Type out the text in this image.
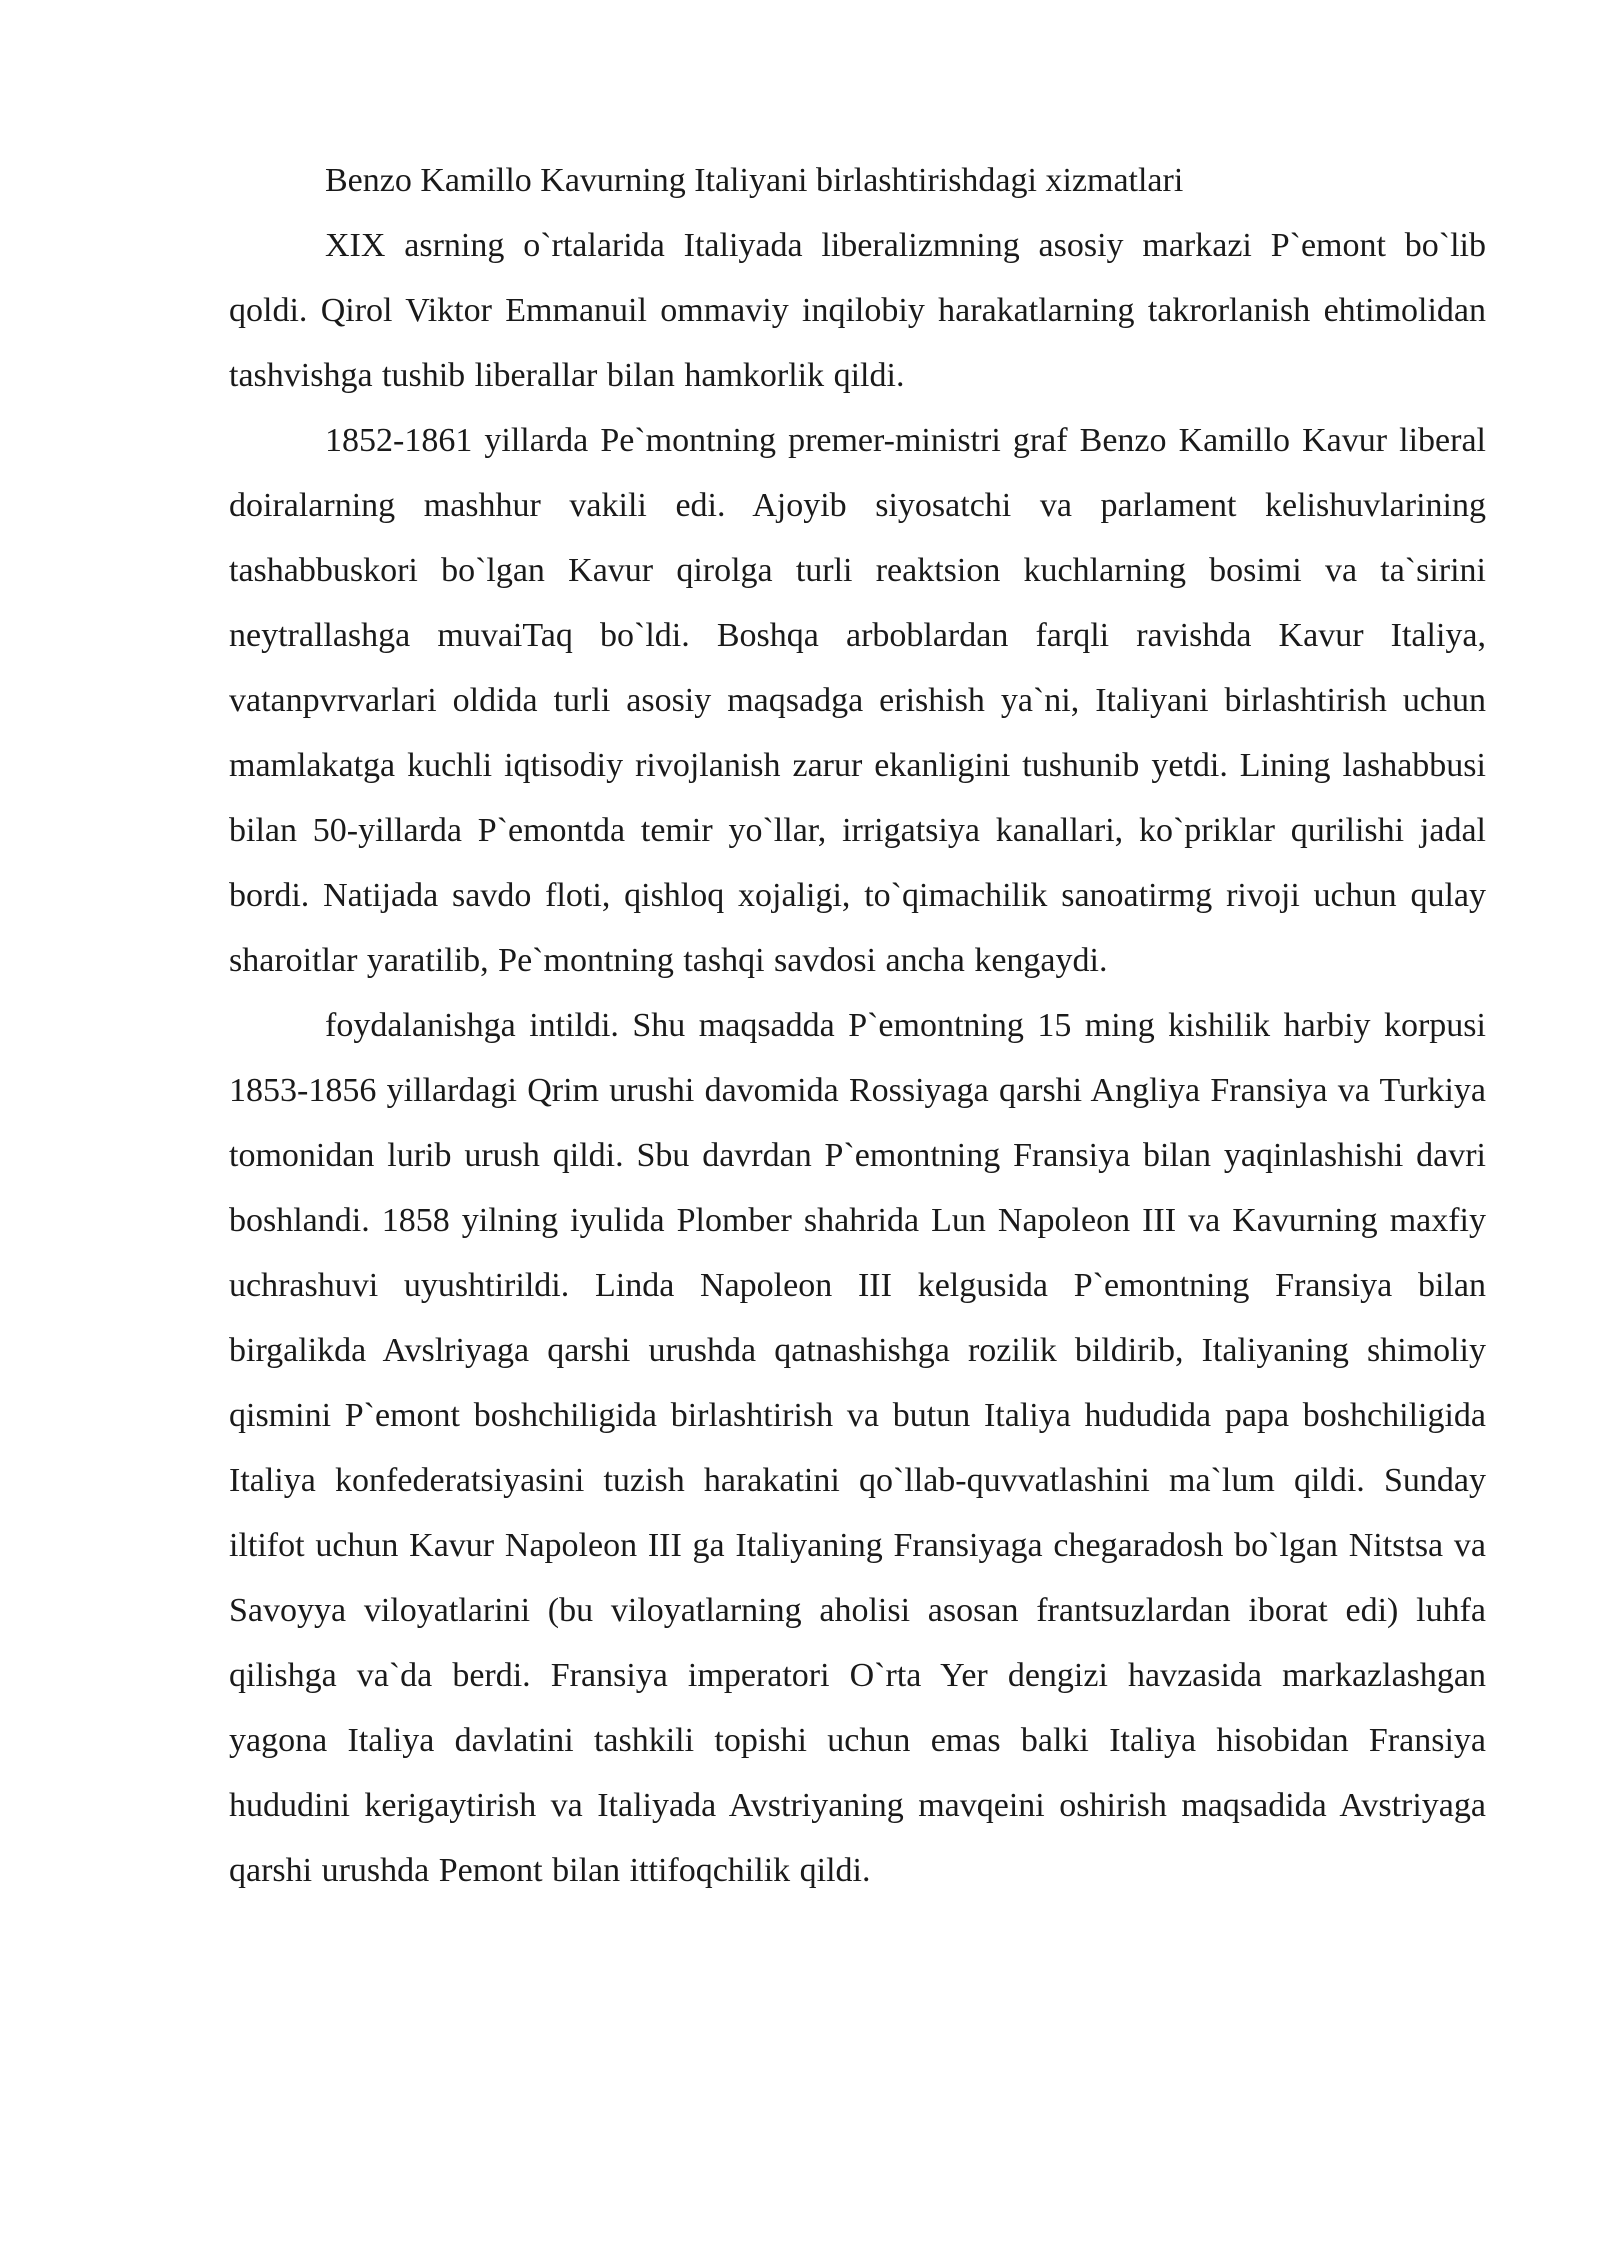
Benzo Kamillo Kavurning Italiyani birlashtirishdagi xizmatlari

XIX asrning o`rtalarida Italiyada liberalizmning asosiy markazi P`emont bo`lib qoldi. Qirol Viktor Emmanuil ommaviy inqilobiy harakatlarning takrorlanish ehtimolidan tashvishga tushib liberallar bilan hamkorlik qildi.

1852-1861 yillarda Pe`montning premer-ministri graf Benzo Kamillo Kavur liberal doiralarning mashhur vakili edi. Ajoyib siyosatchi va parlament kelishuvlarining tashabbuskori bo`lgan Kavur qirolga turli reaktsion kuchlarning bosimi va ta`sirini neytrallashga muvaiTaq bo`ldi. Boshqa arboblardan farqli ravishda Kavur Italiya, vatanpvrvarlari oldida turli asosiy maqsadga erishish ya`ni, Italiyani birlashtirish uchun mamlakatga kuchli iqtisodiy rivojlanish zarur ekanligini tushunib yetdi. Lining lashabbusi bilan 50-yillarda P`emontda temir yo`llar, irrigatsiya kanallari, ko`priklar qurilishi jadal bordi. Natijada savdo floti, qishloq xojaligi, to`qimachilik sanoatirmg rivoji uchun qulay sharoitlar yaratilib, Pe`montning tashqi savdosi ancha kengaydi.

foydalanishga intildi. Shu maqsadda P`emontning 15 ming kishilik harbiy korpusi 1853-1856 yillardagi Qrim urushi davomida Rossiyaga qarshi Angliya Fransiya va Turkiya tomonidan lurib urush qildi. Sbu davrdan P`emontning Fransiya bilan yaqinlashishi davri boshlandi. 1858 yilning iyulida Plomber shahrida Lun Napoleon III va Kavurning maxfiy uchrashuvi uyushtirildi. Linda Napoleon III kelgusida P`emontning Fransiya bilan birgalikda Avslriyaga qarshi urushda qatnashishga rozilik bildirib, Italiyaning shimoliy qismini P`emont boshchiligida birlashtirish va butun Italiya hududida papa boshchiligida Italiya konfederatsiyasini tuzish harakatini qo`llab-quvvatlashini ma`lum qildi. Sunday iltifot uchun Kavur Napoleon III ga Italiyaning Fransiyaga chegaradosh bo`lgan Nitstsa va Savoyya viloyatlarini (bu viloyatlarning aholisi asosan frantsuzlardan iborat edi) luhfa qilishga va`da berdi. Fransiya imperatori O`rta Yer dengizi havzasida markazlashgan yagona Italiya davlatini tashkili topishi uchun emas balki Italiya hisobidan Fransiya hududini kerigaytirish va Italiyada Avstriyaning mavqeini oshirish maqsadida Avstriyaga qarshi urushda Pemont bilan ittifoqchilik qildi.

• • • •

**Request:** Every line holding "Kavurning" should be copied out.

**Task solution:**
Benzo Kamillo Kavurning Italiyani birlashtirishdagi xizmatlari
foydalanishga intildi. Shu maqsadda P`emontning 15 ming kishilik harbiy korpusi 1853-1856 yillardagi Qrim urushi davomida Rossiyaga qarshi Angliya Fransiya va Turkiya tomonidan lurib urush qildi. Sbu davrdan P`emontning Fransiya bilan yaqinlashishi davri boshlandi. 1858 yilning iyulida Plomber shahrida Lun Napoleon III va Kavurning maxfiy uchrashuvi uyushtirildi. Linda Napoleon III kelgusida P`emontning Fransiya bilan birgalikda Avslriyaga qarshi urushda qatnashishga rozilik bildirib, Italiyaning shimoliy qismini P`emont boshchiligida birlashtirish va butun Italiya hududida papa boshchiligida Italiya konfederatsiyasini tuzish harakatini qo`llab-quvvatlashini ma`lum qildi. Sunday iltifot uchun Kavur Napoleon III ga Italiyaning Fransiyaga chegaradosh bo`lgan Nitstsa va Savoyya viloyatlarini (bu viloyatlarning aholisi asosan frantsuzlardan iborat edi) luhfa qilishga va`da berdi. Fransiya imperatori O`rta Yer dengizi havzasida markazlashgan yagona Italiya davlatini tashkili topishi uchun emas balki Italiya hisobidan Fransiya hududini kerigaytirish va Italiyada Avstriyaning mavqeini oshirish maqsadida Avstriyaga qarshi urushda Pemont bilan ittifoqchilik qildi.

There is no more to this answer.